● DIRECTIONS FOR THIS TASK
Can you echo back everything from the line containing "category-label: 471.omnetpp [55,442,128,455]" down to the line containing "x-tick-label: 20.0 [446,2,473,15]", both ends included, and nothing else?

● RECORDS FOR PROCESSING
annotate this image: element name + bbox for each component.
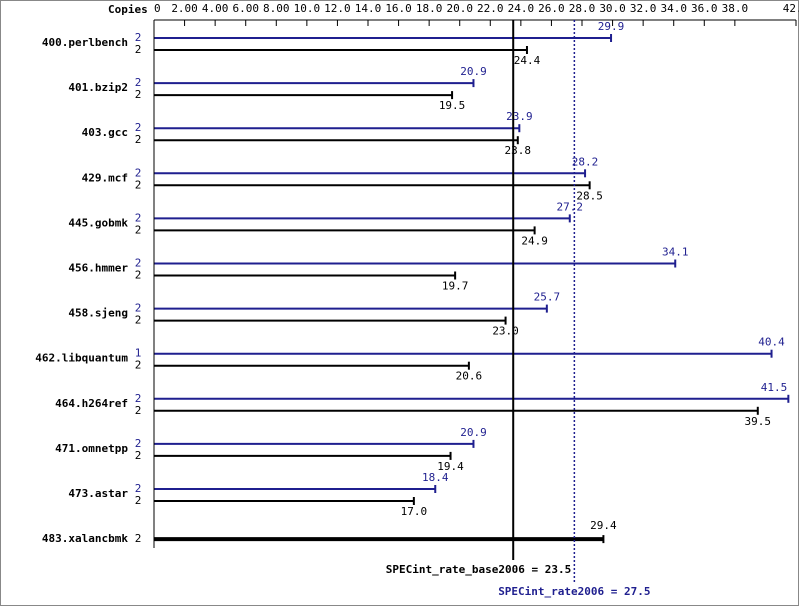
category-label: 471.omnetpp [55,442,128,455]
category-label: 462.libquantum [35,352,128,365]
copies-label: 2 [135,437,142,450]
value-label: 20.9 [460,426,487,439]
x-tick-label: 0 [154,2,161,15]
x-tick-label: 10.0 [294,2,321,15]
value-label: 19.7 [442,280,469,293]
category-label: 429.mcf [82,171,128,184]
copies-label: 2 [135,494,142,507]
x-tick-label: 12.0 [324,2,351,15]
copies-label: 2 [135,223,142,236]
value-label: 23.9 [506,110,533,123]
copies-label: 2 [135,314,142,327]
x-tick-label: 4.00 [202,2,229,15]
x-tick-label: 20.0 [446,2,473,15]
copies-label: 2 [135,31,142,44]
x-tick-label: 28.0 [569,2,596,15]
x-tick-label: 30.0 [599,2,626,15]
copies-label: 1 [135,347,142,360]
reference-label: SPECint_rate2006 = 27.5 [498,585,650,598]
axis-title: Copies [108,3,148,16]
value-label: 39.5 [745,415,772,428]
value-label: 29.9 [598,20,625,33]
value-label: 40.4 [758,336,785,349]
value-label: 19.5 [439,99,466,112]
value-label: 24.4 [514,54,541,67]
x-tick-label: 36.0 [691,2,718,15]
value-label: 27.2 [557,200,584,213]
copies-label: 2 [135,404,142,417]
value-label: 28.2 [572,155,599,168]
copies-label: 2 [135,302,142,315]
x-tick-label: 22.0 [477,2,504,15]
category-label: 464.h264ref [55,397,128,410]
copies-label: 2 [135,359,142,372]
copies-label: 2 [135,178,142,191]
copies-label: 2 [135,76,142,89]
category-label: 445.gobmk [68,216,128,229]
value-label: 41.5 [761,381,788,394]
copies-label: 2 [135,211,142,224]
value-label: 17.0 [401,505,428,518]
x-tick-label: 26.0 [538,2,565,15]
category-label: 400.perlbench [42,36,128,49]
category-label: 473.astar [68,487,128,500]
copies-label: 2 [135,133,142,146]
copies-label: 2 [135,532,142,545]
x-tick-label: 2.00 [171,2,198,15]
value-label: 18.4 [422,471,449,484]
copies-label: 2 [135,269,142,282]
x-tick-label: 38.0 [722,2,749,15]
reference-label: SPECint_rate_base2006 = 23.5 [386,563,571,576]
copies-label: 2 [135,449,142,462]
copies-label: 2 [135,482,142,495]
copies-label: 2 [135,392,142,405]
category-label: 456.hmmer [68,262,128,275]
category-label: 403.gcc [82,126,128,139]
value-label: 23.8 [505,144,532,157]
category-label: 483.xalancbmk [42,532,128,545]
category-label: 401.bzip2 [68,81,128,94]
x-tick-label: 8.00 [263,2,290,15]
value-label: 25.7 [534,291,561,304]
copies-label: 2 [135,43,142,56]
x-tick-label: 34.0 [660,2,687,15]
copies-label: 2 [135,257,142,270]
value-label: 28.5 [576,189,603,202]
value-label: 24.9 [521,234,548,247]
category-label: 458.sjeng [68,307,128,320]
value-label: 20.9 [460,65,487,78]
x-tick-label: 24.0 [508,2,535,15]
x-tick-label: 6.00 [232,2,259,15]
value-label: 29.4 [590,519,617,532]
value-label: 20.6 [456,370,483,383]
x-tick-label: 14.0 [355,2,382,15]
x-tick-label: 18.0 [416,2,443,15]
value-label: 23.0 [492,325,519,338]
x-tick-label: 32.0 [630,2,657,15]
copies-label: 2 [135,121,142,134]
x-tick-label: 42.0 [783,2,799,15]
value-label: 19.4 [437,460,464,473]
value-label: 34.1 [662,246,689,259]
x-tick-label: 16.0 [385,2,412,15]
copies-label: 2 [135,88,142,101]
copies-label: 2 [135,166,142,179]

● TASK ANSWER
category-label: 471.omnetpp [55,442,128,455]
category-label: 462.libquantum [35,352,128,365]
copies-label: 2 [135,437,142,450]
value-label: 20.9 [460,426,487,439]
x-tick-label: 0 [154,2,161,15]
x-tick-label: 10.0 [294,2,321,15]
value-label: 19.7 [442,280,469,293]
category-label: 429.mcf [82,171,128,184]
copies-label: 2 [135,494,142,507]
x-tick-label: 12.0 [324,2,351,15]
copies-label: 2 [135,223,142,236]
value-label: 23.9 [506,110,533,123]
copies-label: 2 [135,314,142,327]
x-tick-label: 4.00 [202,2,229,15]
x-tick-label: 20.0 [446,2,473,15]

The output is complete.